Entries with figure data
__________________________________________________

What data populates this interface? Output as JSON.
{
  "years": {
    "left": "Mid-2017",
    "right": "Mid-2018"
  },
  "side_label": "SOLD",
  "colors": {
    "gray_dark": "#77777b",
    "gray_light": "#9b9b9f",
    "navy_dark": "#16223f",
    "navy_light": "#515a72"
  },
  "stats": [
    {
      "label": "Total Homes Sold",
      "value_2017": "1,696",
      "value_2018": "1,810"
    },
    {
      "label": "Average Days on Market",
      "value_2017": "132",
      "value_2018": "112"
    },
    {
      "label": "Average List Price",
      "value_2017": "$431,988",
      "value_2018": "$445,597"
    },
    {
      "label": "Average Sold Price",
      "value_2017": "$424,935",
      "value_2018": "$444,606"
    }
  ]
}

__________________________________________________

Task goal
Output the records verbatim, from the first line to the last.

Worked solution
What data populates this interface? Output as JSON.
{
  "years": {
    "left": "Mid-2017",
    "right": "Mid-2018"
  },
  "side_label": "SOLD",
  "colors": {
    "gray_dark": "#77777b",
    "gray_light": "#9b9b9f",
    "navy_dark": "#16223f",
    "navy_light": "#515a72"
  },
  "stats": [
    {
      "label": "Total Homes Sold",
      "value_2017": "1,696",
      "value_2018": "1,810"
    },
    {
      "label": "Average Days on Market",
      "value_2017": "132",
      "value_2018": "112"
    },
    {
      "label": "Average List Price",
      "value_2017": "$431,988",
      "value_2018": "$445,597"
    },
    {
      "label": "Average Sold Price",
      "value_2017": "$424,935",
      "value_2018": "$444,606"
    }
  ]
}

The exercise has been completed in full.